REQUIREMENTS.
The entries need to be copied exactly.

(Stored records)
"""

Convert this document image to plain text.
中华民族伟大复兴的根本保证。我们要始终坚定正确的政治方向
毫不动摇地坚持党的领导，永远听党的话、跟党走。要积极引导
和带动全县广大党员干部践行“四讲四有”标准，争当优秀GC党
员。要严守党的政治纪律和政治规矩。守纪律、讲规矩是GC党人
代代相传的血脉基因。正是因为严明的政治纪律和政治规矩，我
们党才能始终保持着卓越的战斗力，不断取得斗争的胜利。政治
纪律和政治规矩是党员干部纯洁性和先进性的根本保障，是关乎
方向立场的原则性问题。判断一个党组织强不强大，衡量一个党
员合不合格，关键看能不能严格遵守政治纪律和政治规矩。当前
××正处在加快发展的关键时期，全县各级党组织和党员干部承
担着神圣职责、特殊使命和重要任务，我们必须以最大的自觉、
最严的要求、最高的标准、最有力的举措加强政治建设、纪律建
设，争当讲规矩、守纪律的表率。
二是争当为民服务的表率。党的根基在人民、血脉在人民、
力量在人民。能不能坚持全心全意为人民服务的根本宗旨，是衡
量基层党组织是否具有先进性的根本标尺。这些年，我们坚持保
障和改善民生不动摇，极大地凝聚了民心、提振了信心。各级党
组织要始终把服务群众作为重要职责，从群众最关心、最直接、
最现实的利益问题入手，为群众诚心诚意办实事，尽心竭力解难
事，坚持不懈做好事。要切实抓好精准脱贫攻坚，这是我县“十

"""

EXPECTED ANSWER.
Convert this document image to plain text.
中华民族伟大复兴的根本保证。我们要始终坚定正确的政治方向
毫不动摇地坚持党的领导，永远听党的话、跟党走。要积极引导
和带动全县广大党员干部践行“四讲四有”标准，争当优秀GC党
员。要严守党的政治纪律和政治规矩。守纪律、讲规矩是GC党人
代代相传的血脉基因。正是因为严明的政治纪律和政治规矩，我
们党才能始终保持着卓越的战斗力，不断取得斗争的胜利。政治
纪律和政治规矩是党员干部纯洁性和先进性的根本保障，是关乎
方向立场的原则性问题。判断一个党组织强不强大，衡量一个党
员合不合格，关键看能不能严格遵守政治纪律和政治规矩。当前
××正处在加快发展的关键时期，全县各级党组织和党员干部承
担着神圣职责、特殊使命和重要任务，我们必须以最大的自觉、
最严的要求、最高的标准、最有力的举措加强政治建设、纪律建
设，争当讲规矩、守纪律的表率。
二是争当为民服务的表率。党的根基在人民、血脉在人民、
力量在人民。能不能坚持全心全意为人民服务的根本宗旨，是衡
量基层党组织是否具有先进性的根本标尺。这些年，我们坚持保
障和改善民生不动摇，极大地凝聚了民心、提振了信心。各级党
组织要始终把服务群众作为重要职责，从群众最关心、最直接、
最现实的利益问题入手，为群众诚心诚意办实事，尽心竭力解难
事，坚持不懈做好事。要切实抓好精准脱贫攻坚，这是我县“十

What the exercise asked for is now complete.